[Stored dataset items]

-.-.-

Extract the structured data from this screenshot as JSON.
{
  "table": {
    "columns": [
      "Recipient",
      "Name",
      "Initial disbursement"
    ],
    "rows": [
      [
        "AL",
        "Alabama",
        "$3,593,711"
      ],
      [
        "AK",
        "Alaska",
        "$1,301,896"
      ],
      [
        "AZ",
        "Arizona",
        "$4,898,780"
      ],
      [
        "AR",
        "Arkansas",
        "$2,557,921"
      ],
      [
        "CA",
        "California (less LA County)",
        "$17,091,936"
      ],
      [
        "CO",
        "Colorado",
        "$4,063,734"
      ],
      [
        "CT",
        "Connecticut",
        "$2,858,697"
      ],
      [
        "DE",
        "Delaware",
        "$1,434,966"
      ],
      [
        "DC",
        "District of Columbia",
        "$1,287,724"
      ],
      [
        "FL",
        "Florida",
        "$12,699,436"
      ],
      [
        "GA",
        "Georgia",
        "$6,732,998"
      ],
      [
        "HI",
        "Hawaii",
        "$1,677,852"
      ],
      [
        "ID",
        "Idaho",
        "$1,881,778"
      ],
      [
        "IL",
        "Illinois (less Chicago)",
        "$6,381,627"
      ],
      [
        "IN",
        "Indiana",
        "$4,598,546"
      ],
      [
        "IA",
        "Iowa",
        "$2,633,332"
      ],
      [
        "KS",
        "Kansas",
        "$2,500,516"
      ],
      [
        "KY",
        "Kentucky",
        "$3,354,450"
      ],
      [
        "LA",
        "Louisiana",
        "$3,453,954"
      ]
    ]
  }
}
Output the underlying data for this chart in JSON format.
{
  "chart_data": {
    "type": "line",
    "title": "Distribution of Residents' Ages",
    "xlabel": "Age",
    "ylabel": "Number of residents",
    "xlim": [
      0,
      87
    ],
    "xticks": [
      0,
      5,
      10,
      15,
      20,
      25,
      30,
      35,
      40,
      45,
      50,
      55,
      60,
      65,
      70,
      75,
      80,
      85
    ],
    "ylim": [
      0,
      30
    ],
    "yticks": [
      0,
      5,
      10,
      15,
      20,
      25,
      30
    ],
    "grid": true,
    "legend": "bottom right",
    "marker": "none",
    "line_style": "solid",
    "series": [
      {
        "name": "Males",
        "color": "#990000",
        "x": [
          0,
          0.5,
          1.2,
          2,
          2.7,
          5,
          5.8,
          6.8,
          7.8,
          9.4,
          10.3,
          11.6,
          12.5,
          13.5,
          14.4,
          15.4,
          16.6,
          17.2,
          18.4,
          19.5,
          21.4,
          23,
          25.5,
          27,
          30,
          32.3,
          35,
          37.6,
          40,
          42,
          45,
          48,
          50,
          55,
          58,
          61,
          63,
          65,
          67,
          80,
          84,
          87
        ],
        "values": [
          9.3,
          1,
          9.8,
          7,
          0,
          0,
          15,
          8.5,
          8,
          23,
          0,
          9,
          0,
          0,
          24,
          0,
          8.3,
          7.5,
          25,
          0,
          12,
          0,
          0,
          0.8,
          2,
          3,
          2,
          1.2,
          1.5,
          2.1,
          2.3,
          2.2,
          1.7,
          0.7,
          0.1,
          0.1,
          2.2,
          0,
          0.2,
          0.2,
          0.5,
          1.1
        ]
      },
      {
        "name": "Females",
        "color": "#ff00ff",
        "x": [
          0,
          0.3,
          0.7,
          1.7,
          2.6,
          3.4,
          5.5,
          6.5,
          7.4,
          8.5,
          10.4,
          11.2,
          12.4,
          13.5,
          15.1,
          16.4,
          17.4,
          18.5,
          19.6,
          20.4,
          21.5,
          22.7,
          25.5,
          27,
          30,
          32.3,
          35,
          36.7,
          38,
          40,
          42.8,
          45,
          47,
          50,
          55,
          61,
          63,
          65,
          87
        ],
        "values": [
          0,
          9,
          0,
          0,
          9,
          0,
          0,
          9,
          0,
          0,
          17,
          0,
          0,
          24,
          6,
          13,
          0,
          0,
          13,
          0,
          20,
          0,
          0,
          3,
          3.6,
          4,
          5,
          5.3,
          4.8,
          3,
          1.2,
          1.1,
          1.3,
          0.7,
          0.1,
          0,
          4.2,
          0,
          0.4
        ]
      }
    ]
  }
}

-.-.-

= INSTRUCTION =
How many lines in the data contain the string "less"? Respond with the number only.

= THE COMPLETED TASK =
2